- [Direction]:
In the entries that follow, how many lines contain the word "computazionale"? Answer with the number only.

- [Provided entries]:
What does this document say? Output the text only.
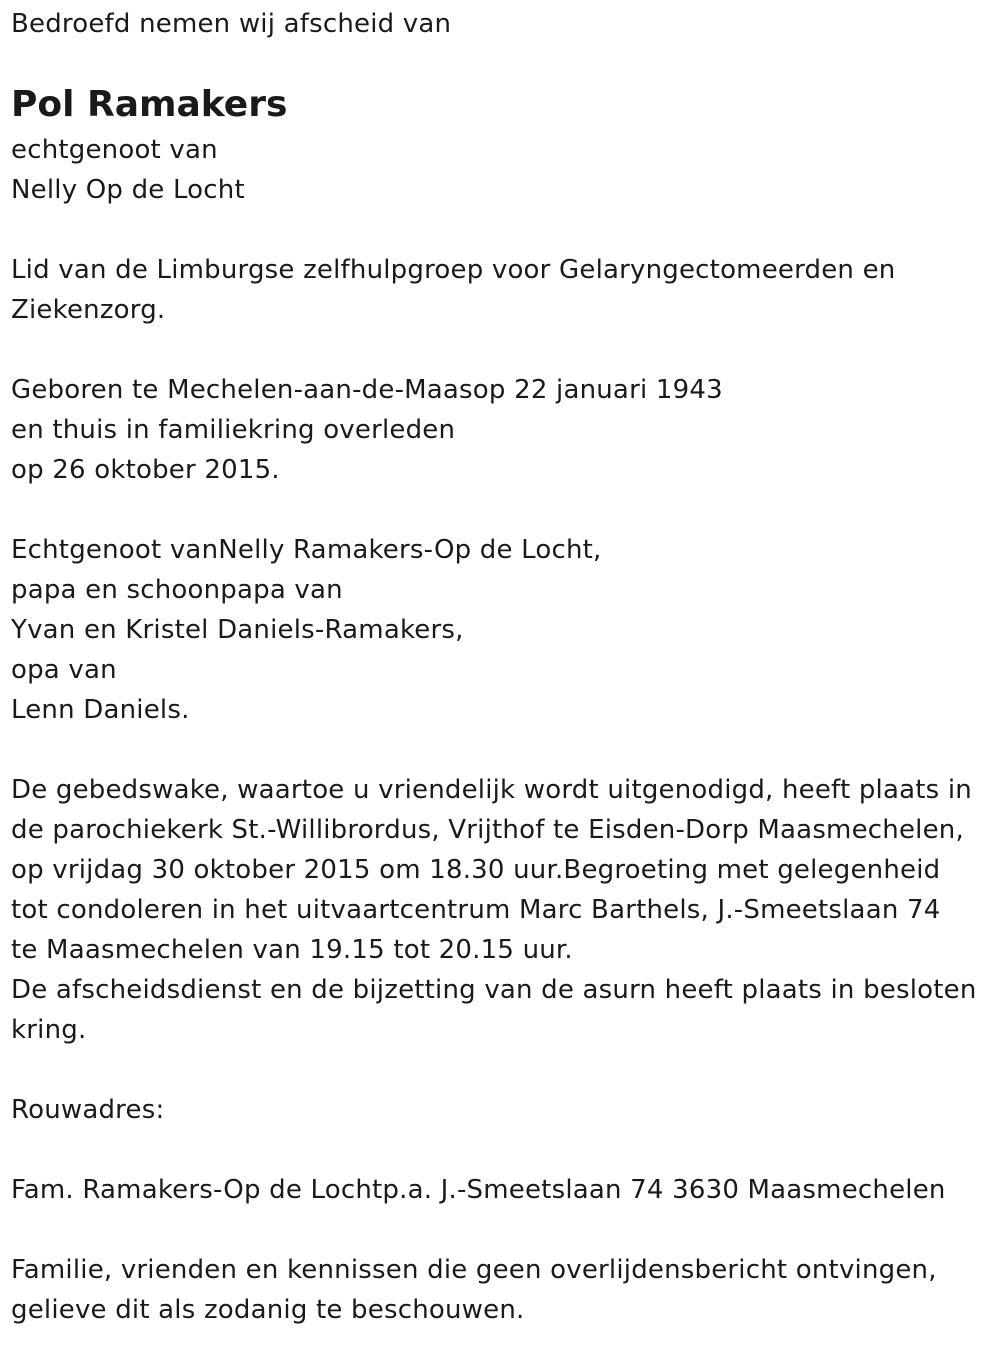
Bedroefd nemen wij afscheid van
Pol Ramakers
echtgenoot van
Nelly Op de Locht
Lid van de Limburgse zelfhulpgroep voor Gelaryngectomeerden en
Ziekenzorg.
Geboren te Mechelen-aan-de-Maasop 22 januari 1943
en thuis in familiekring overleden
op 26 oktober 2015.
Echtgenoot vanNelly Ramakers-Op de Locht,
papa en schoonpapa van
Yvan en Kristel Daniels-Ramakers,
opa van
Lenn Daniels.
De gebedswake, waartoe u vriendelijk wordt uitgenodigd, heeft plaats in
de parochiekerk St.-Willibrordus, Vrijthof te Eisden-Dorp Maasmechelen,
op vrijdag 30 oktober 2015 om 18.30 uur.Begroeting met gelegenheid
tot condoleren in het uitvaartcentrum Marc Barthels, J.-Smeetslaan 74
te Maasmechelen van 19.15 tot 20.15 uur.
De afscheidsdienst en de bijzetting van de asurn heeft plaats in besloten
kring.
Rouwadres:
Fam. Ramakers-Op de Lochtp.a. J.-Smeetslaan 74 3630 Maasmechelen
Familie, vrienden en kennissen die geen overlijdensbericht ontvingen,
gelieve dit als zodanig te beschouwen.
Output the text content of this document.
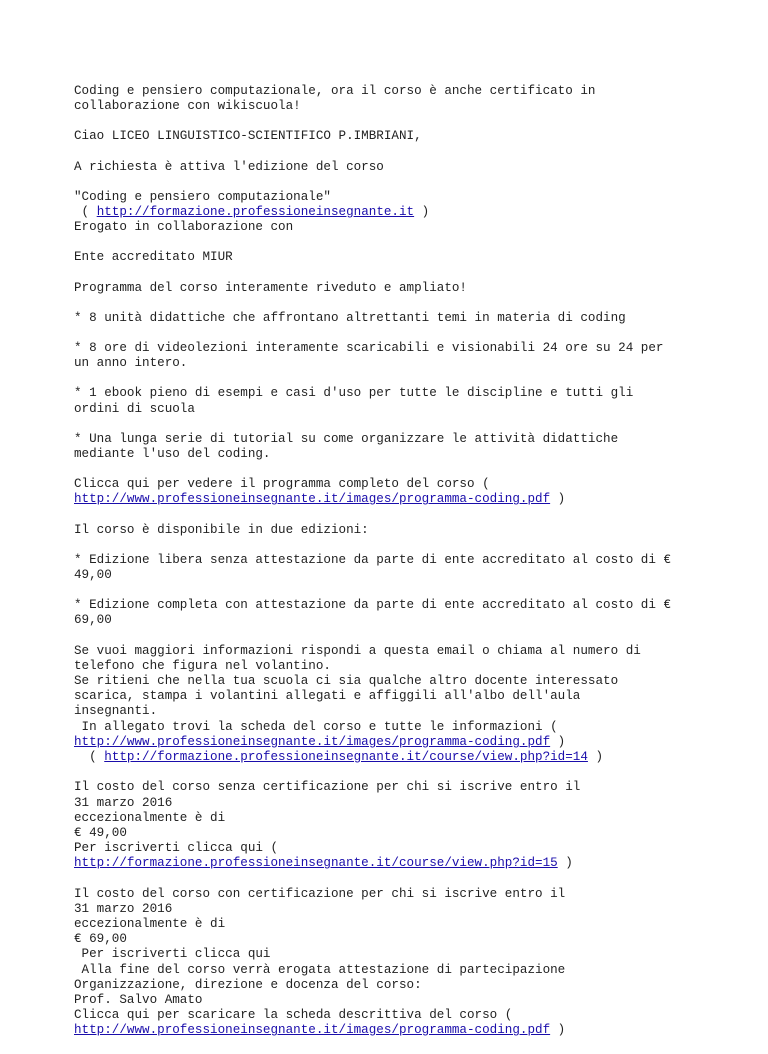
Coding e pensiero computazionale, ora il corso è anche certificato in
collaborazione con wikiscuola!
Ciao LICEO LINGUISTICO-SCIENTIFICO P.IMBRIANI,
A richiesta è attiva l'edizione del corso
"Coding e pensiero computazionale"
( http://formazione.professioneinsegnante.it )
Erogato in collaborazione con
Ente accreditato MIUR
Programma del corso interamente riveduto e ampliato!
* 8 unità didattiche che affrontano altrettanti temi in materia di coding
* 8 ore di videolezioni interamente scaricabili e visionabili 24 ore su 24 per
un anno intero.
* 1 ebook pieno di esempi e casi d'uso per tutte le discipline e tutti gli
ordini di scuola
* Una lunga serie di tutorial su come organizzare le attività didattiche
mediante l'uso del coding.
Clicca qui per vedere il programma completo del corso (
http://www.professioneinsegnante.it/images/programma-coding.pdf )
Il corso è disponibile in due edizioni:
* Edizione libera senza attestazione da parte di ente accreditato al costo di €
49,00
* Edizione completa con attestazione da parte di ente accreditato al costo di €
69,00
Se vuoi maggiori informazioni rispondi a questa email o chiama al numero di
telefono che figura nel volantino.
Se ritieni che nella tua scuola ci sia qualche altro docente interessato
scarica, stampa i volantini allegati e affiggili all'albo dell'aula
insegnanti.
In allegato trovi la scheda del corso e tutte le informazioni (
http://www.professioneinsegnante.it/images/programma-coding.pdf )
( http://formazione.professioneinsegnante.it/course/view.php?id=14 )
Il costo del corso senza certificazione per chi si iscrive entro il
31 marzo 2016
eccezionalmente è di
€ 49,00
Per iscriverti clicca qui (
http://formazione.professioneinsegnante.it/course/view.php?id=15 )
Il costo del corso con certificazione per chi si iscrive entro il
31 marzo 2016
eccezionalmente è di
€ 69,00
Per iscriverti clicca qui
Alla fine del corso verrà erogata attestazione di partecipazione
Organizzazione, direzione e docenza del corso:
Prof. Salvo Amato
Clicca qui per scaricare la scheda descrittiva del corso (
http://www.professioneinsegnante.it/images/programma-coding.pdf )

- [Exercise solution]:
2